** Begin Given records **
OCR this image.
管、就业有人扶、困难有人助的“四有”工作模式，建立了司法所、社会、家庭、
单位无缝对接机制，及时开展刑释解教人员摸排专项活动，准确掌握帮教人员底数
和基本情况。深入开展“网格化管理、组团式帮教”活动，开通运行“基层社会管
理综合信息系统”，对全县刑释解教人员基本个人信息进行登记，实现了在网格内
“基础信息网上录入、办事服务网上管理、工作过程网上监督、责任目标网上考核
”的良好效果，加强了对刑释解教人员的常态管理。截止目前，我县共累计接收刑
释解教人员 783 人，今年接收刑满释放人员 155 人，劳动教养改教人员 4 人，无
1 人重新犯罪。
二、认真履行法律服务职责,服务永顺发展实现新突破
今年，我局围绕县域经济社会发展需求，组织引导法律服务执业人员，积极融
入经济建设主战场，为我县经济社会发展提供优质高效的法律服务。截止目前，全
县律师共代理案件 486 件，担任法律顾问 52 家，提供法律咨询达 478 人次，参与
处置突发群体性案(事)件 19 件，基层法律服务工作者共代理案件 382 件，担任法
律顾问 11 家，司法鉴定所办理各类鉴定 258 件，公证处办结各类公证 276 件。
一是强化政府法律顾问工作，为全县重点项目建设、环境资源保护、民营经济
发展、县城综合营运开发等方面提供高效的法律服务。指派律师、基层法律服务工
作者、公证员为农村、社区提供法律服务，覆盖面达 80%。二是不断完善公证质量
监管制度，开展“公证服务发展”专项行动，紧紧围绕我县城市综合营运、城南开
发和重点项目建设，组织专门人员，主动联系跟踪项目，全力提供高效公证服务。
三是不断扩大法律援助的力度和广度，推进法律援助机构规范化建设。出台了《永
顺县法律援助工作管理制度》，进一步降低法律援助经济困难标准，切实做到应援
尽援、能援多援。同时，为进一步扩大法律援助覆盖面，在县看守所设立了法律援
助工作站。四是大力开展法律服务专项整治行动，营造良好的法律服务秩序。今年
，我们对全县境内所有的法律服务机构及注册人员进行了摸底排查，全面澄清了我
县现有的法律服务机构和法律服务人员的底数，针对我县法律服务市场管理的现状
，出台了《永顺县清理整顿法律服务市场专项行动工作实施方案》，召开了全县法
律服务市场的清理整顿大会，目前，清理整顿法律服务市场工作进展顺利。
** End Given records **
Quote every record above exactly.

• _Full response_
OCR this image.
管、就业有人扶、困难有人助的“四有”工作模式，建立了司法所、社会、家庭、
单位无缝对接机制，及时开展刑释解教人员摸排专项活动，准确掌握帮教人员底数
和基本情况。深入开展“网格化管理、组团式帮教”活动，开通运行“基层社会管
理综合信息系统”，对全县刑释解教人员基本个人信息进行登记，实现了在网格内
“基础信息网上录入、办事服务网上管理、工作过程网上监督、责任目标网上考核
”的良好效果，加强了对刑释解教人员的常态管理。截止目前，我县共累计接收刑
释解教人员 783 人，今年接收刑满释放人员 155 人，劳动教养改教人员 4 人，无
1 人重新犯罪。
二、认真履行法律服务职责,服务永顺发展实现新突破
今年，我局围绕县域经济社会发展需求，组织引导法律服务执业人员，积极融
入经济建设主战场，为我县经济社会发展提供优质高效的法律服务。截止目前，全
县律师共代理案件 486 件，担任法律顾问 52 家，提供法律咨询达 478 人次，参与
处置突发群体性案(事)件 19 件，基层法律服务工作者共代理案件 382 件，担任法
律顾问 11 家，司法鉴定所办理各类鉴定 258 件，公证处办结各类公证 276 件。
一是强化政府法律顾问工作，为全县重点项目建设、环境资源保护、民营经济
发展、县城综合营运开发等方面提供高效的法律服务。指派律师、基层法律服务工
作者、公证员为农村、社区提供法律服务，覆盖面达 80%。二是不断完善公证质量
监管制度，开展“公证服务发展”专项行动，紧紧围绕我县城市综合营运、城南开
发和重点项目建设，组织专门人员，主动联系跟踪项目，全力提供高效公证服务。
三是不断扩大法律援助的力度和广度，推进法律援助机构规范化建设。出台了《永
顺县法律援助工作管理制度》，进一步降低法律援助经济困难标准，切实做到应援
尽援、能援多援。同时，为进一步扩大法律援助覆盖面，在县看守所设立了法律援
助工作站。四是大力开展法律服务专项整治行动，营造良好的法律服务秩序。今年
，我们对全县境内所有的法律服务机构及注册人员进行了摸底排查，全面澄清了我
县现有的法律服务机构和法律服务人员的底数，针对我县法律服务市场管理的现状
，出台了《永顺县清理整顿法律服务市场专项行动工作实施方案》，召开了全县法
律服务市场的清理整顿大会，目前，清理整顿法律服务市场工作进展顺利。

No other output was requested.